**DOCUMENT EXCERPT:**
^^^^

At the sixth hour the same thing happened again, and at the ninth hour as well. There is no explanation as to where these men had been earlier in the day. Seeking work in another village?

Even in the last hour of the day he found others without employment. 'Idle here all day long, and I needing all the help I can get! This is absurd,' he said. 'We tried to get work, and couldn't,' they explained. 'Well,' he replied, 'lose no more time; get busy in my vineyard, and I'll see that you have fair pay for what you do. It has been such a hot day, the others have made slow progress.' So they joined the rest when the sun was nearly on the horizon.

Another reading of the situation—and perhaps more likely— is that it was not the urgency of the work so much as the uncaused and seemingly quixotic benevolence of the employer which dictated the development of the story.

Payment and Grumbling

The law of Moses laid down that "the wages of him that is hired shall not abide all night with thee until the morning" (Lev.19 :13). So the employer instructed his steward to pay the workers, being careful to begin with those who had been taken on last.

Here is another oddity—that the workers who on the face of things seem to be the most deserving were made to wait around the longest for their money.

To the astonishment of all those whose short stint had not even made them sweat, they found that they received pay for a full day's work. And so too did those others who had worked for only three or six or nine hours.

The men who had put in a full day's work, when they knew this, figured that their pay would therefore be appreciably more. 'If yon fellow gets a penny for working only one hour, maybe we'll have twelve pence for our twelve hours!' But no! They received exactly the denarius that had been agreed on. This provoked no little indignation. Each one of them separately added his quota to the mounting discontent.

^^^^

**GIVEN DATA:**
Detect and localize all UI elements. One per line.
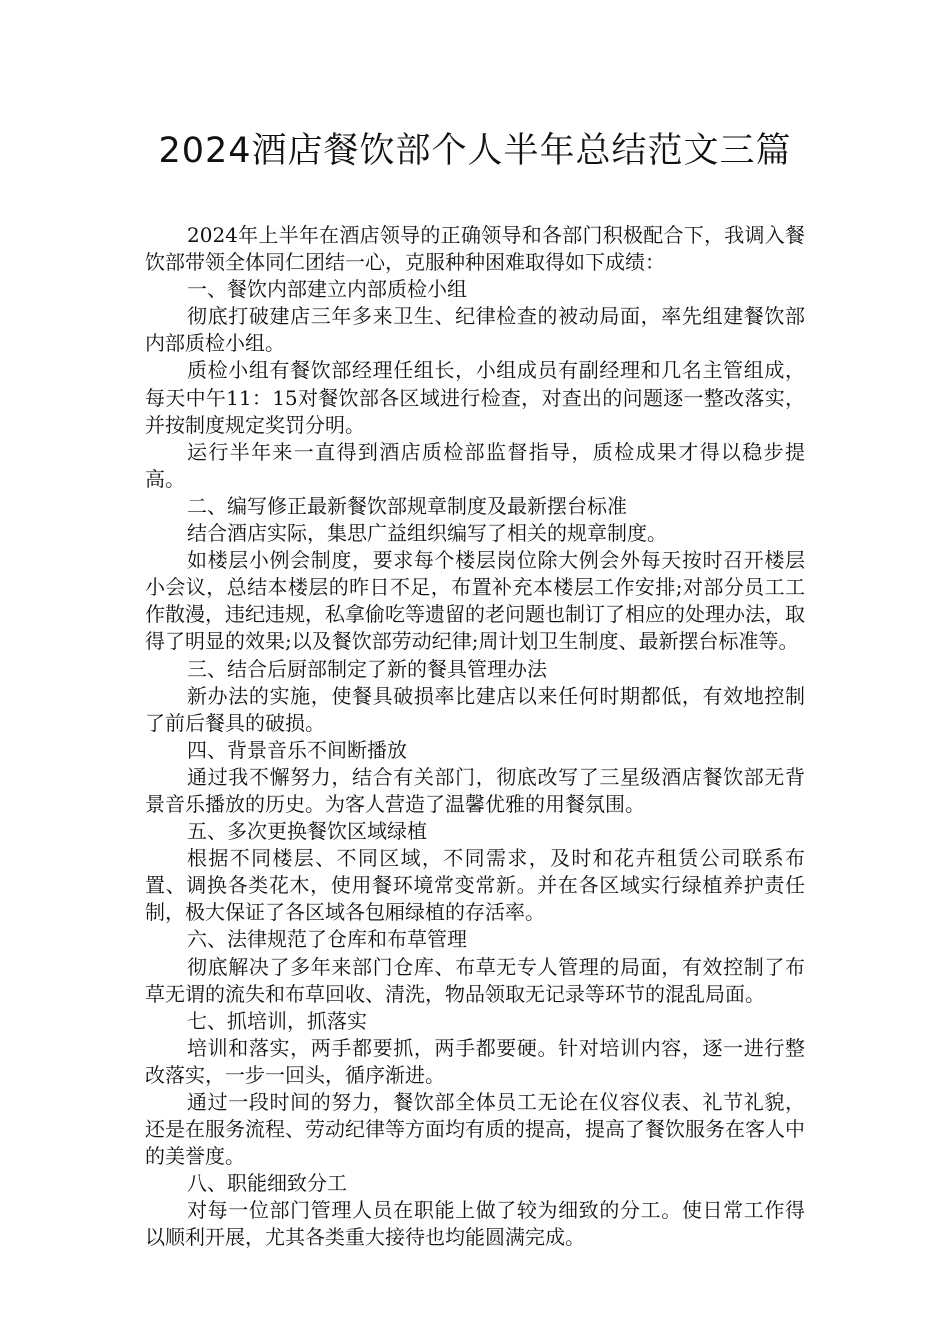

^^^^

**WHAT YOU NEED TO DO:** Repeat everything in the vineyard workers passage from "Payment and Grumbling" down to "taken on last.". Rely only on the text for this.

**RESPONSE:**
Payment and Grumbling

The law of Moses laid down that "the wages of him that is hired shall not abide all night with thee until the morning" (Lev.19 :13). So the employer instructed his steward to pay the workers, being careful to begin with those who had been taken on last.